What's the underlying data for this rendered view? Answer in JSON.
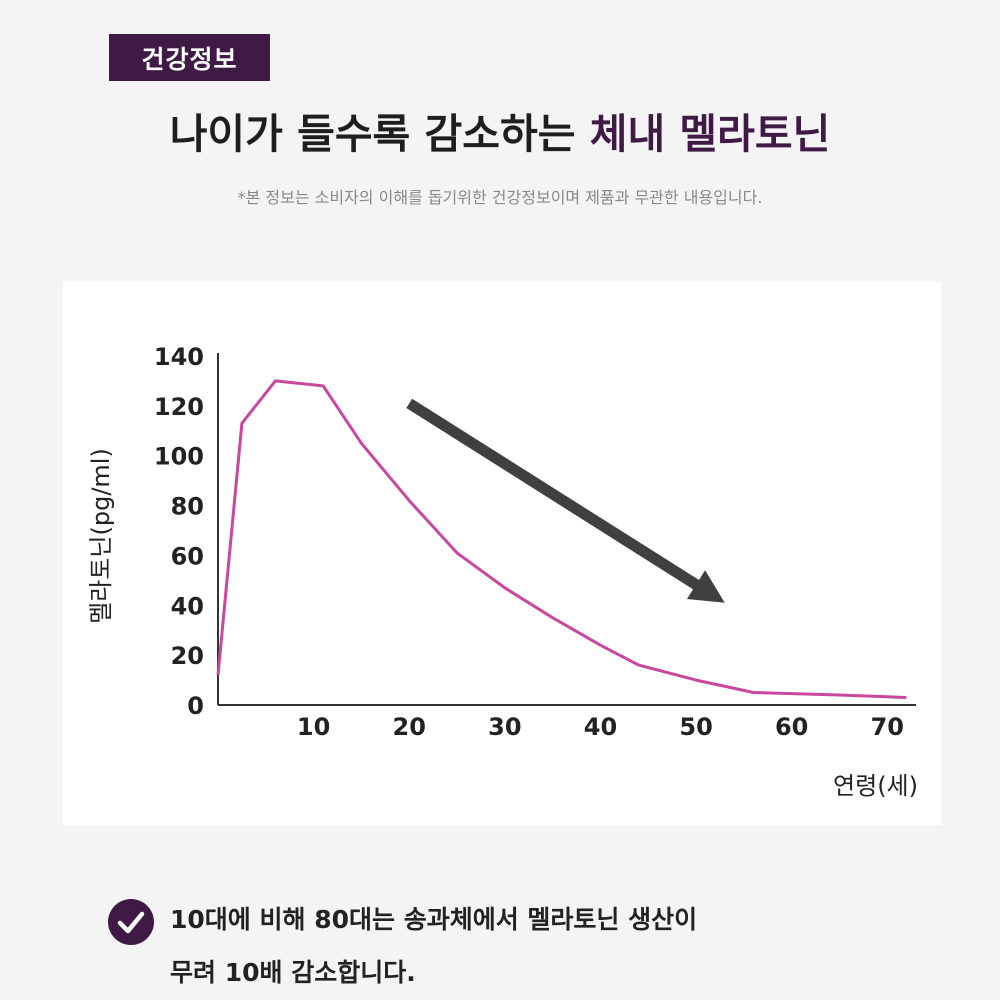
{
  "header": {
    "badge": "건강정보",
    "title_plain": "나이가 들수록 감소하는 ",
    "title_accent": "체내 멜라토닌",
    "disclaimer": "*본 정보는 소비자의 이해를 돕기위한 건강정보이며 제품과 무관한 내용입니다."
  },
  "chart_data": {
    "type": "line",
    "title": "",
    "xlabel": "연령(세)",
    "ylabel": "멜라토닌(pg/ml)",
    "xlim": [
      0,
      73
    ],
    "ylim": [
      0,
      140
    ],
    "x_ticks": [
      10,
      20,
      30,
      40,
      50,
      60,
      70
    ],
    "y_ticks": [
      0,
      20,
      40,
      60,
      80,
      100,
      120,
      140
    ],
    "grid": false,
    "series": [
      {
        "name": "",
        "color": "#c9479d",
        "points": [
          [
            0,
            12
          ],
          [
            2.5,
            113
          ],
          [
            6,
            130
          ],
          [
            11,
            128
          ],
          [
            15,
            105
          ],
          [
            20,
            82
          ],
          [
            25,
            61
          ],
          [
            30,
            47
          ],
          [
            35,
            35
          ],
          [
            40,
            24
          ],
          [
            44,
            16
          ],
          [
            50,
            10
          ],
          [
            56,
            5
          ],
          [
            65,
            4
          ],
          [
            72,
            3
          ]
        ]
      }
    ],
    "annotation": {
      "type": "downward-trend-arrow",
      "color": "#404040",
      "from": [
        20,
        121
      ],
      "to": [
        53,
        41
      ]
    }
  },
  "note": {
    "check_color": "#3f1a45",
    "line1": "10대에 비해 80대는 송과체에서 멜라토닌 생산이",
    "line2": "무려 10배 감소합니다."
  }
}
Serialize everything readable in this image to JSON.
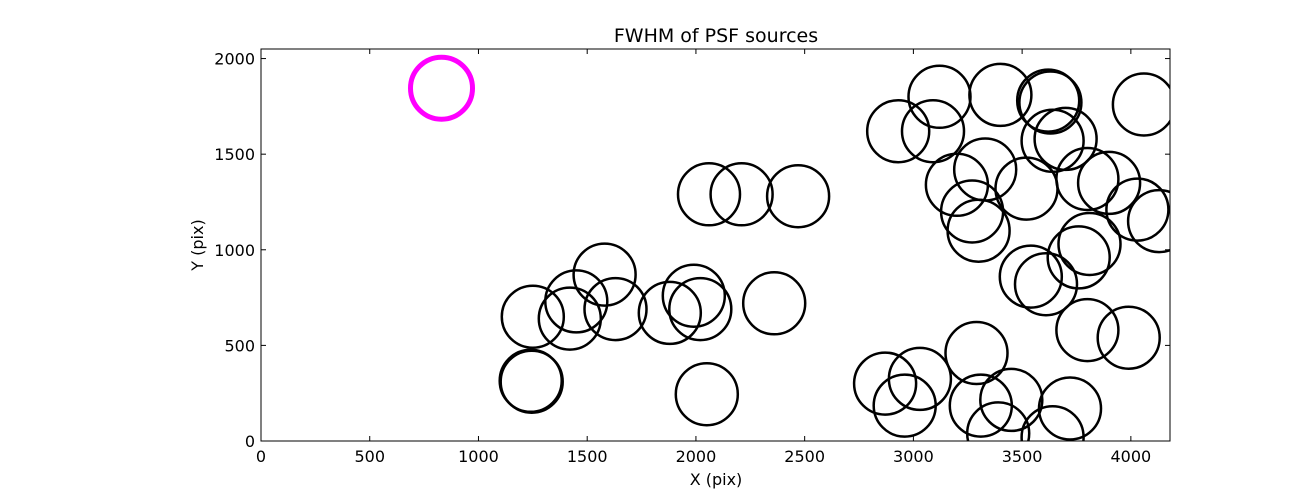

**Written instruction**
Using the data above, write out every line exactly, leaving the images behind.

**Exercise result**
What's the underlying data for this rendered view? Answer in JSON.
{
  "header": {
    "badge": "건강정보",
    "title_plain": "나이가 들수록 감소하는 ",
    "title_accent": "체내 멜라토닌",
    "disclaimer": "*본 정보는 소비자의 이해를 돕기위한 건강정보이며 제품과 무관한 내용입니다."
  },
  "chart_data": {
    "type": "line",
    "title": "",
    "xlabel": "연령(세)",
    "ylabel": "멜라토닌(pg/ml)",
    "xlim": [
      0,
      73
    ],
    "ylim": [
      0,
      140
    ],
    "x_ticks": [
      10,
      20,
      30,
      40,
      50,
      60,
      70
    ],
    "y_ticks": [
      0,
      20,
      40,
      60,
      80,
      100,
      120,
      140
    ],
    "grid": false,
    "series": [
      {
        "name": "",
        "color": "#c9479d",
        "points": [
          [
            0,
            12
          ],
          [
            2.5,
            113
          ],
          [
            6,
            130
          ],
          [
            11,
            128
          ],
          [
            15,
            105
          ],
          [
            20,
            82
          ],
          [
            25,
            61
          ],
          [
            30,
            47
          ],
          [
            35,
            35
          ],
          [
            40,
            24
          ],
          [
            44,
            16
          ],
          [
            50,
            10
          ],
          [
            56,
            5
          ],
          [
            65,
            4
          ],
          [
            72,
            3
          ]
        ]
      }
    ],
    "annotation": {
      "type": "downward-trend-arrow",
      "color": "#404040",
      "from": [
        20,
        121
      ],
      "to": [
        53,
        41
      ]
    }
  },
  "note": {
    "check_color": "#3f1a45",
    "line1": "10대에 비해 80대는 송과체에서 멜라토닌 생산이",
    "line2": "무려 10배 감소합니다."
  }
}
Serialize everything readable in this image to JSON.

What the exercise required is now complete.